"""

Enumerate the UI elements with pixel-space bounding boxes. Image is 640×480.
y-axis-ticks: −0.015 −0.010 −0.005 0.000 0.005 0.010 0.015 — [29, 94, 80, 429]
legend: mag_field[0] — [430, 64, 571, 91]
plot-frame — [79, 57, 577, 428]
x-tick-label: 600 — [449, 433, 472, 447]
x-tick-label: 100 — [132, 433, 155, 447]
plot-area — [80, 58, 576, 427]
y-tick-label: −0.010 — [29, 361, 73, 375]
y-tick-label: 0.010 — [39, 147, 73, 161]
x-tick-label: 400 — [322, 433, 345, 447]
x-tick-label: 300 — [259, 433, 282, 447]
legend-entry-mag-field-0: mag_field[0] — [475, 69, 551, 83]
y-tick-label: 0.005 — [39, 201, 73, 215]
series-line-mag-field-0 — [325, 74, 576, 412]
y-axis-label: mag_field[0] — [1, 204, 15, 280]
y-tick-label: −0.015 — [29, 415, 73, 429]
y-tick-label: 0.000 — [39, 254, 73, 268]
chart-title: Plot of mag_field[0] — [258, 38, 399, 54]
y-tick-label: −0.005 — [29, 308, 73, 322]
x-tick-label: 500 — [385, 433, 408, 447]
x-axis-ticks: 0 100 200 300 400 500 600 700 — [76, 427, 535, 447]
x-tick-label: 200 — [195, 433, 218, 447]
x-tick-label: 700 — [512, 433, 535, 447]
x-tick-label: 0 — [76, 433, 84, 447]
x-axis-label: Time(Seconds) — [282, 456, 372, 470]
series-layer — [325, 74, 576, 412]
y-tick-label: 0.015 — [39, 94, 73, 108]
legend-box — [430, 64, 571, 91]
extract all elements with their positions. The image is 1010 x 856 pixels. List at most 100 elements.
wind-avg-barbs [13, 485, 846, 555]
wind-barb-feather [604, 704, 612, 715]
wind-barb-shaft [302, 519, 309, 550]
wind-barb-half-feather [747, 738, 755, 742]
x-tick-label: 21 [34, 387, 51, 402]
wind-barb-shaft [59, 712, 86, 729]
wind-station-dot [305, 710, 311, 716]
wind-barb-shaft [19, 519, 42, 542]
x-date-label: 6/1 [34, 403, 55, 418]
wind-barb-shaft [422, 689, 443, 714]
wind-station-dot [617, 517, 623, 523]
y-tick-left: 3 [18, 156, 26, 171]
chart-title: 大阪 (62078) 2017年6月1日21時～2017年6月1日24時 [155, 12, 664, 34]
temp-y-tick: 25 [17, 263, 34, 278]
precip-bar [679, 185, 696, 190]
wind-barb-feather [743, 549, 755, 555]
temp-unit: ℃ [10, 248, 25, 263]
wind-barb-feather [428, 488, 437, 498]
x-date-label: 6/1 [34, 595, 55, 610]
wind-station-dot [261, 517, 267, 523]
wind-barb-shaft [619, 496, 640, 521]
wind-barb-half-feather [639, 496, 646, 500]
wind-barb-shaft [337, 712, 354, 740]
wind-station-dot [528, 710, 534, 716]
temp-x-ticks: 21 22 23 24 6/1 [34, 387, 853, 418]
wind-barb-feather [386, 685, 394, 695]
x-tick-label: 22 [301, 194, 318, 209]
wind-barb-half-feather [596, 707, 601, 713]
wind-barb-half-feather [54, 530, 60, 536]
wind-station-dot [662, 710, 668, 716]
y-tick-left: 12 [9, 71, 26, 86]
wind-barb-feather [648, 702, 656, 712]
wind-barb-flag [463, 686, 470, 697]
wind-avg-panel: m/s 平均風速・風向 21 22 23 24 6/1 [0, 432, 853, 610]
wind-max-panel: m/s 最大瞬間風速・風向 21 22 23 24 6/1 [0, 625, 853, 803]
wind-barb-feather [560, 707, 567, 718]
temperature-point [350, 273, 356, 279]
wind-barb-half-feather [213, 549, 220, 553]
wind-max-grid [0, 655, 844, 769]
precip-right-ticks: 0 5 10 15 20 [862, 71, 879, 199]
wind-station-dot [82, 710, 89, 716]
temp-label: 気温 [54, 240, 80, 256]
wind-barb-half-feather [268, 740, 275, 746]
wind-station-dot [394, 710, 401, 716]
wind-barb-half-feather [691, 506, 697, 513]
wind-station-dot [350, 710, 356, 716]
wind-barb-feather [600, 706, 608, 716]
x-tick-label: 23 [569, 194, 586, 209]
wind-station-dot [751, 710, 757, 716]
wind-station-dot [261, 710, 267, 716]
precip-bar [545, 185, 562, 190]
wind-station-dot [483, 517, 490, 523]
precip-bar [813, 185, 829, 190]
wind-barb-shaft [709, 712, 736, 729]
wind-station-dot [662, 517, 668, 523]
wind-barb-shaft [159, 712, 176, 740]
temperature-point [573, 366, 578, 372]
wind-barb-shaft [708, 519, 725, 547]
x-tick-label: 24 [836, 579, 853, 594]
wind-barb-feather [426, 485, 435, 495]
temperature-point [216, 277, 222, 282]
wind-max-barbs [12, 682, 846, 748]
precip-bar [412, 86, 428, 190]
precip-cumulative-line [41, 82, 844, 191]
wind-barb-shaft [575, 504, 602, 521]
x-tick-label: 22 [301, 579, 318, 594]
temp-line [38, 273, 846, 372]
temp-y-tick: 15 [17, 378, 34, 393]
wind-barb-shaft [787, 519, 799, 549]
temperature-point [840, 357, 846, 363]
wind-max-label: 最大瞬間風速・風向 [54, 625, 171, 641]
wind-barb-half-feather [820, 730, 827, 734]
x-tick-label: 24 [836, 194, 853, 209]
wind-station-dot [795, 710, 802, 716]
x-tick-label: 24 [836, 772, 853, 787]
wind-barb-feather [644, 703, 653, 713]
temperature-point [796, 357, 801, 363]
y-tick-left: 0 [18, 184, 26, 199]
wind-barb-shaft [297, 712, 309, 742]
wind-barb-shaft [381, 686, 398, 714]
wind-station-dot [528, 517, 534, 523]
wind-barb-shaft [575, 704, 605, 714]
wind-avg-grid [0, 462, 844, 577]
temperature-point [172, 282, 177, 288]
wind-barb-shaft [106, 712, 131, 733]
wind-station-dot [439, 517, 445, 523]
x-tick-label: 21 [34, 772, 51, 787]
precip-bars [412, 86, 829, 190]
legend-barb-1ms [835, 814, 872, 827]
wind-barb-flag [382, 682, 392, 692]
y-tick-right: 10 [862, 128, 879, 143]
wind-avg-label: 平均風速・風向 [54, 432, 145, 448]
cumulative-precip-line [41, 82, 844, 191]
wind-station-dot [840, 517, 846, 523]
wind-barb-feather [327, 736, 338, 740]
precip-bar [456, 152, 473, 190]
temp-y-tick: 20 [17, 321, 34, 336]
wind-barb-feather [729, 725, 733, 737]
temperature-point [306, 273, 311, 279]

"""

Quote every row above word for word, with no changes to any character.

Enumerate the UI elements with pixel-space bounding boxes. Image is 640×480.
y-axis-ticks: −0.015 −0.010 −0.005 0.000 0.005 0.010 0.015 — [29, 94, 80, 429]
legend: mag_field[0] — [430, 64, 571, 91]
plot-frame — [79, 57, 577, 428]
x-tick-label: 600 — [449, 433, 472, 447]
x-tick-label: 100 — [132, 433, 155, 447]
plot-area — [80, 58, 576, 427]
y-tick-label: −0.010 — [29, 361, 73, 375]
y-tick-label: 0.010 — [39, 147, 73, 161]
x-tick-label: 400 — [322, 433, 345, 447]
x-tick-label: 300 — [259, 433, 282, 447]
legend-entry-mag-field-0: mag_field[0] — [475, 69, 551, 83]
y-tick-label: 0.005 — [39, 201, 73, 215]
series-line-mag-field-0 — [325, 74, 576, 412]
y-axis-label: mag_field[0] — [1, 204, 15, 280]
y-tick-label: −0.015 — [29, 415, 73, 429]
y-tick-label: 0.000 — [39, 254, 73, 268]
chart-title: Plot of mag_field[0] — [258, 38, 399, 54]
y-tick-label: −0.005 — [29, 308, 73, 322]
x-tick-label: 500 — [385, 433, 408, 447]
x-axis-ticks: 0 100 200 300 400 500 600 700 — [76, 427, 535, 447]
x-tick-label: 200 — [195, 433, 218, 447]
x-tick-label: 700 — [512, 433, 535, 447]
x-tick-label: 0 — [76, 433, 84, 447]
x-axis-label: Time(Seconds) — [282, 456, 372, 470]
series-layer — [325, 74, 576, 412]
y-tick-label: 0.015 — [39, 94, 73, 108]
legend-box — [430, 64, 571, 91]
extract all elements with their positions. The image is 1010 x 856 pixels. List at most 100 elements.
wind-avg-barbs [13, 485, 846, 555]
wind-barb-feather [604, 704, 612, 715]
wind-barb-shaft [302, 519, 309, 550]
wind-barb-half-feather [747, 738, 755, 742]
x-tick-label: 21 [34, 387, 51, 402]
wind-barb-shaft [59, 712, 86, 729]
wind-station-dot [305, 710, 311, 716]
wind-barb-shaft [19, 519, 42, 542]
x-date-label: 6/1 [34, 403, 55, 418]
wind-barb-shaft [422, 689, 443, 714]
wind-station-dot [617, 517, 623, 523]
y-tick-left: 3 [18, 156, 26, 171]
chart-title: 大阪 (62078) 2017年6月1日21時～2017年6月1日24時 [155, 12, 664, 34]
temp-y-tick: 25 [17, 263, 34, 278]
precip-bar [679, 185, 696, 190]
wind-barb-feather [743, 549, 755, 555]
temp-unit: ℃ [10, 248, 25, 263]
wind-barb-feather [428, 488, 437, 498]
x-date-label: 6/1 [34, 595, 55, 610]
wind-station-dot [261, 517, 267, 523]
wind-barb-shaft [619, 496, 640, 521]
wind-barb-half-feather [639, 496, 646, 500]
wind-barb-shaft [337, 712, 354, 740]
wind-station-dot [528, 710, 534, 716]
temp-x-ticks: 21 22 23 24 6/1 [34, 387, 853, 418]
wind-barb-feather [386, 685, 394, 695]
x-tick-label: 22 [301, 194, 318, 209]
wind-barb-half-feather [596, 707, 601, 713]
wind-barb-half-feather [54, 530, 60, 536]
wind-station-dot [662, 710, 668, 716]
y-tick-left: 12 [9, 71, 26, 86]
wind-barb-feather [648, 702, 656, 712]
wind-barb-flag [463, 686, 470, 697]
wind-avg-panel: m/s 平均風速・風向 21 22 23 24 6/1 [0, 432, 853, 610]
wind-max-panel: m/s 最大瞬間風速・風向 21 22 23 24 6/1 [0, 625, 853, 803]
wind-barb-feather [560, 707, 567, 718]
temperature-point [350, 273, 356, 279]
wind-barb-half-feather [213, 549, 220, 553]
wind-max-grid [0, 655, 844, 769]
precip-right-ticks: 0 5 10 15 20 [862, 71, 879, 199]
wind-station-dot [82, 710, 89, 716]
temp-label: 気温 [54, 240, 80, 256]
wind-barb-half-feather [268, 740, 275, 746]
wind-station-dot [394, 710, 401, 716]
wind-barb-half-feather [691, 506, 697, 513]
wind-station-dot [350, 710, 356, 716]
wind-barb-feather [600, 706, 608, 716]
x-tick-label: 23 [569, 194, 586, 209]
wind-station-dot [751, 710, 757, 716]
wind-station-dot [261, 710, 267, 716]
precip-bar [545, 185, 562, 190]
wind-station-dot [483, 517, 490, 523]
precip-bar [813, 185, 829, 190]
wind-barb-shaft [709, 712, 736, 729]
wind-station-dot [662, 517, 668, 523]
wind-barb-shaft [159, 712, 176, 740]
temperature-point [573, 366, 578, 372]
wind-barb-shaft [708, 519, 725, 547]
x-tick-label: 24 [836, 579, 853, 594]
wind-barb-feather [426, 485, 435, 495]
temperature-point [216, 277, 222, 282]
wind-max-barbs [12, 682, 846, 748]
precip-bar [412, 86, 428, 190]
precip-cumulative-line [41, 82, 844, 191]
wind-barb-shaft [575, 504, 602, 521]
x-tick-label: 22 [301, 579, 318, 594]
temp-line [38, 273, 846, 372]
temp-y-tick: 15 [17, 378, 34, 393]
wind-barb-shaft [787, 519, 799, 549]
temperature-point [840, 357, 846, 363]
wind-max-label: 最大瞬間風速・風向 [54, 625, 171, 641]
wind-barb-half-feather [820, 730, 827, 734]
x-tick-label: 24 [836, 194, 853, 209]
wind-station-dot [795, 710, 802, 716]
x-tick-label: 24 [836, 772, 853, 787]
wind-barb-feather [644, 703, 653, 713]
temperature-point [796, 357, 801, 363]
y-tick-left: 0 [18, 184, 26, 199]
wind-barb-shaft [297, 712, 309, 742]
wind-barb-shaft [381, 686, 398, 714]
wind-station-dot [528, 517, 534, 523]
wind-barb-shaft [575, 704, 605, 714]
wind-avg-grid [0, 462, 844, 577]
temperature-point [172, 282, 177, 288]
wind-barb-shaft [106, 712, 131, 733]
wind-station-dot [439, 517, 445, 523]
x-tick-label: 21 [34, 772, 51, 787]
precip-bars [412, 86, 829, 190]
legend-barb-1ms [835, 814, 872, 827]
wind-barb-flag [382, 682, 392, 692]
y-tick-right: 10 [862, 128, 879, 143]
wind-avg-label: 平均風速・風向 [54, 432, 145, 448]
cumulative-precip-line [41, 82, 844, 191]
wind-station-dot [840, 517, 846, 523]
wind-barb-feather [327, 736, 338, 740]
precip-bar [456, 152, 473, 190]
temp-y-tick: 20 [17, 321, 34, 336]
wind-barb-feather [729, 725, 733, 737]
temperature-point [306, 273, 311, 279]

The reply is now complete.